Directive:
Return the number of lines that include the string "between", without any other text.

Dataset extract:
☆ ☆ ☆ ☆ ☆ ☆ ☆

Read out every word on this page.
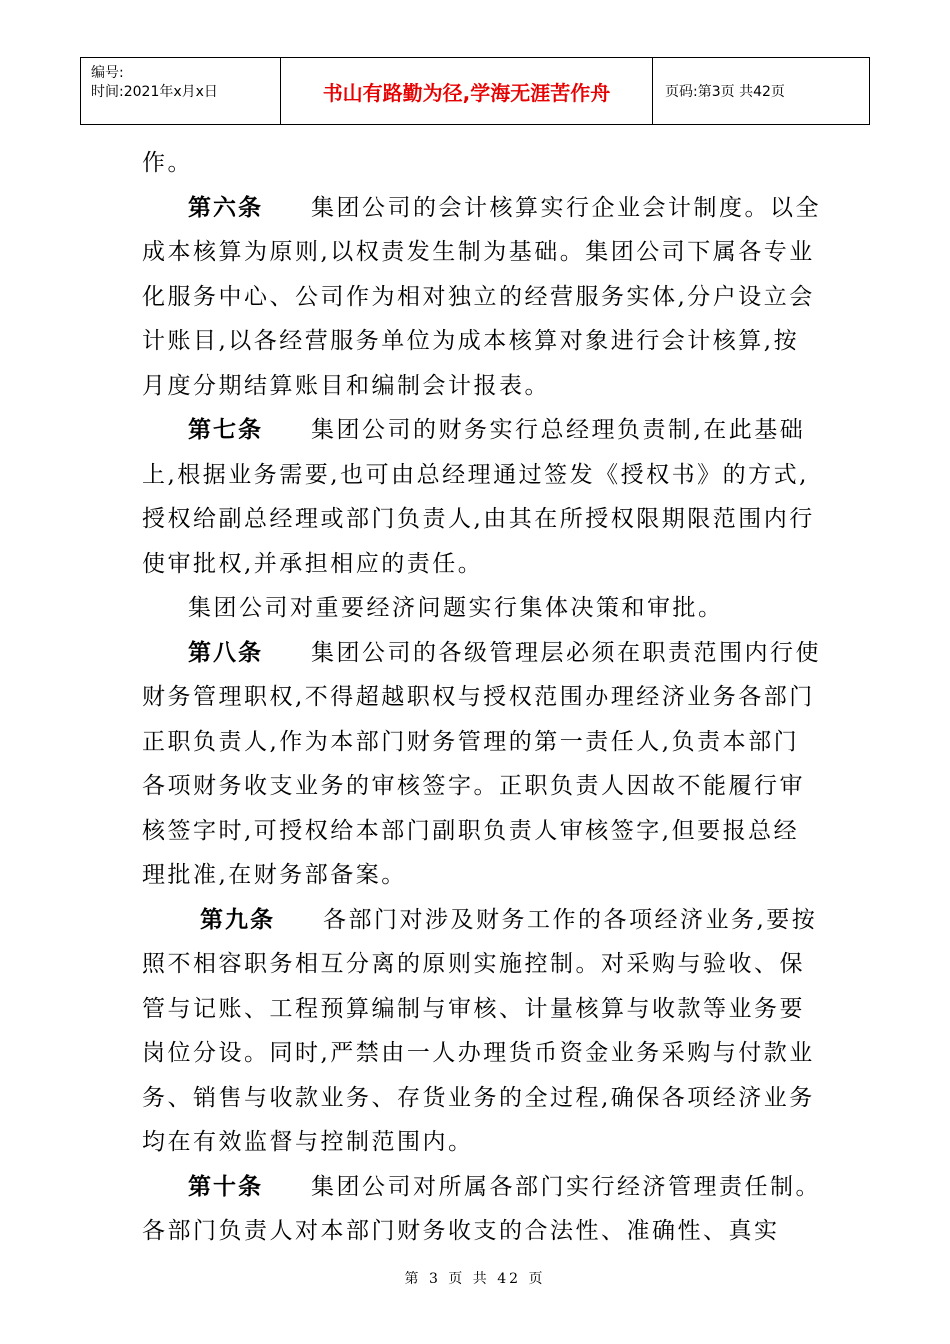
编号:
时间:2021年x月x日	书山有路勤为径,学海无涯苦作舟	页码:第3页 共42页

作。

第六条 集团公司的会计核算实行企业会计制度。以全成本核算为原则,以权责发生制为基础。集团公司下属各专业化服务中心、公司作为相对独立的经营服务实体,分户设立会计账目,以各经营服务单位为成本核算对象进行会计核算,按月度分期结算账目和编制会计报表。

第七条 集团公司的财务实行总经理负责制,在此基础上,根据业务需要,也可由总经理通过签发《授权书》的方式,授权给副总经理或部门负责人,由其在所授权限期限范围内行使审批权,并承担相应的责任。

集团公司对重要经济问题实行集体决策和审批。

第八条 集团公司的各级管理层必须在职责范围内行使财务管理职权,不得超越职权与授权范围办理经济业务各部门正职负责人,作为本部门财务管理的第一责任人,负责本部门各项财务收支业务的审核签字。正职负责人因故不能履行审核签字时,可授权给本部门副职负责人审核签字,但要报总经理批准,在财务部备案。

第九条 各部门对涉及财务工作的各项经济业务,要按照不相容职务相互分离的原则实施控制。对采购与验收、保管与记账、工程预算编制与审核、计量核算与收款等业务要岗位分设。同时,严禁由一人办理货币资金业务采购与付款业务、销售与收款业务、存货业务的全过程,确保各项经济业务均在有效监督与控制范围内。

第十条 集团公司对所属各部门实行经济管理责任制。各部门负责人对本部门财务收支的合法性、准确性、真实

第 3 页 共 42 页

☆ ☆ ☆ ☆ ☆ ☆ ☆

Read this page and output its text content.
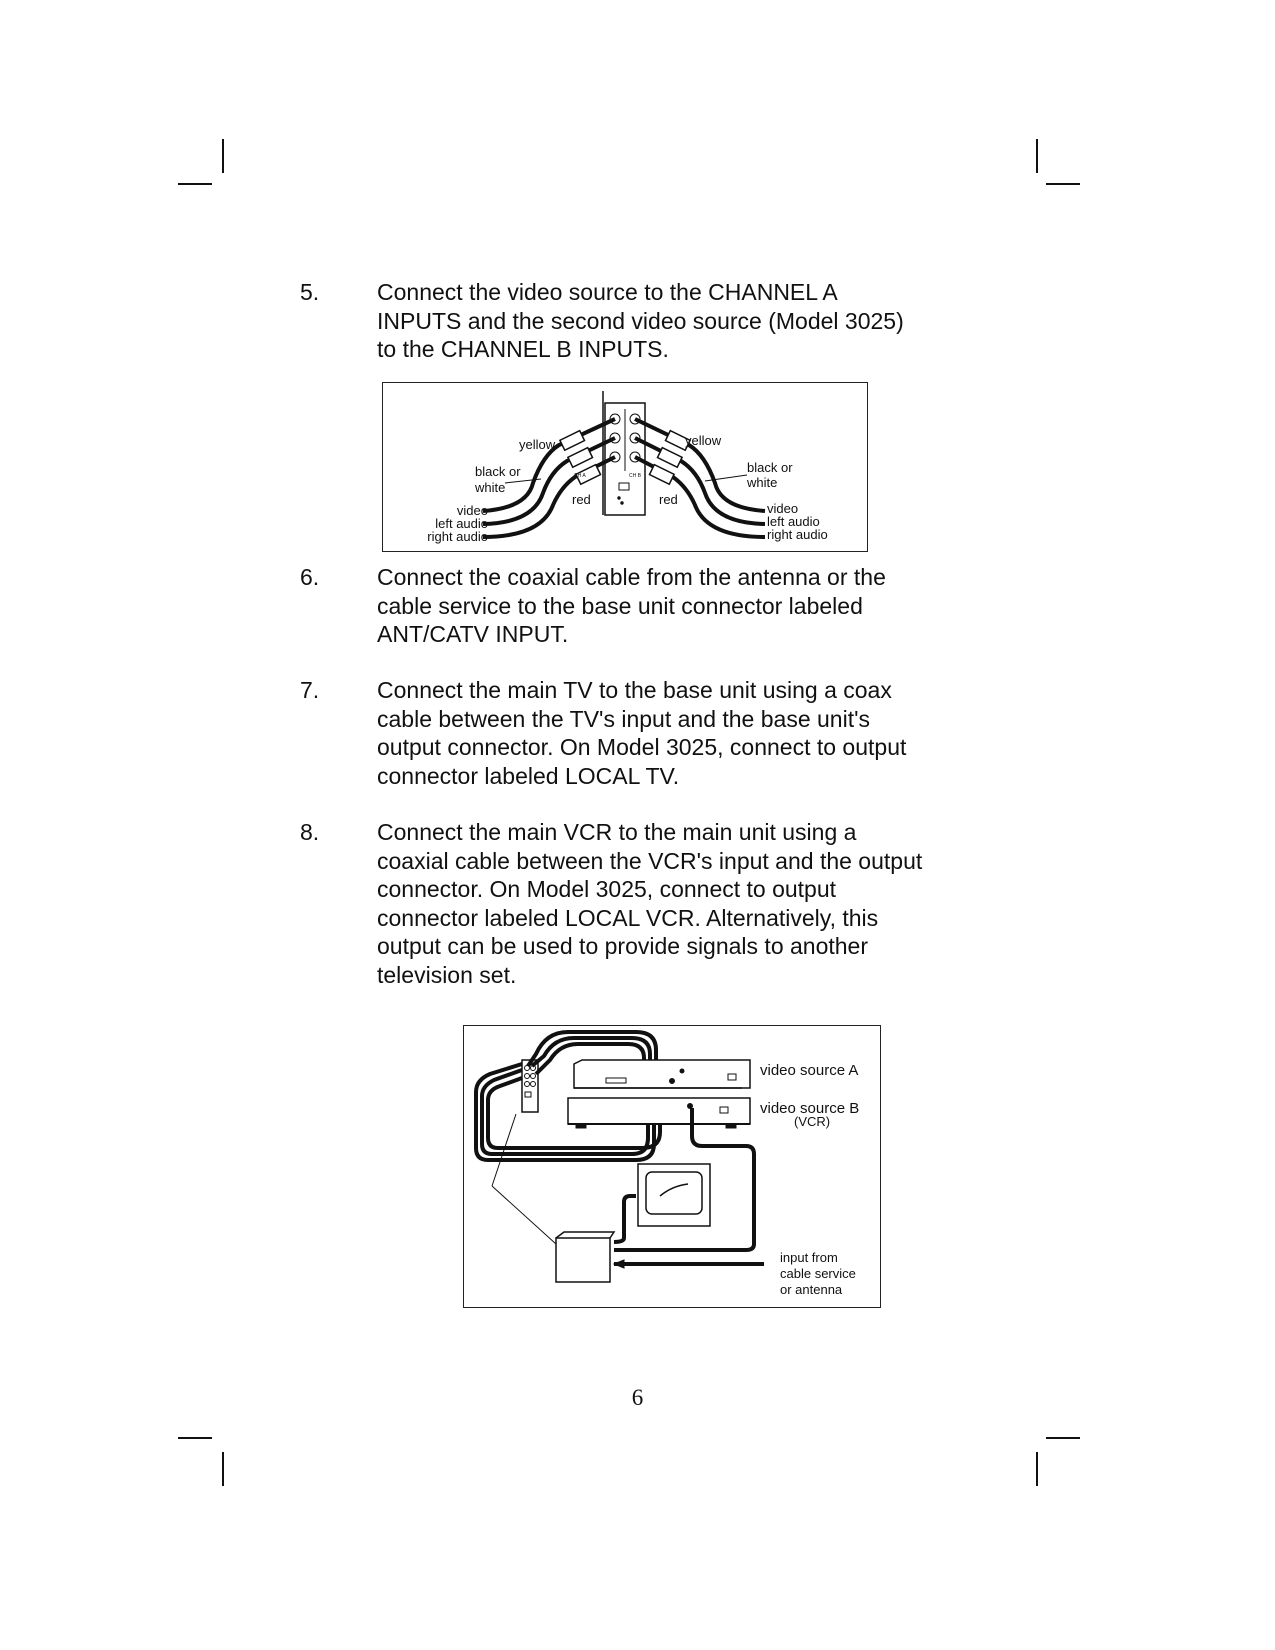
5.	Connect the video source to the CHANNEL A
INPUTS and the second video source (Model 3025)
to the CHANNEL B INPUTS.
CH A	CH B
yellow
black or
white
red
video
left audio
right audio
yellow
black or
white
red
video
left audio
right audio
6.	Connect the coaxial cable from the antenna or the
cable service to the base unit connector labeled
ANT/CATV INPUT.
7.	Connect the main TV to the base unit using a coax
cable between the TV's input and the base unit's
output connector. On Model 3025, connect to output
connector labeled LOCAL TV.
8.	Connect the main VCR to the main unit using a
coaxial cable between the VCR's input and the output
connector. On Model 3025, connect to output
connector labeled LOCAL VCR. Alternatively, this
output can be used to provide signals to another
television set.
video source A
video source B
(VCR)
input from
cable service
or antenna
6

☆ ☆ ☆ ☆ ☆ ☆ ☆

Response to this task:
2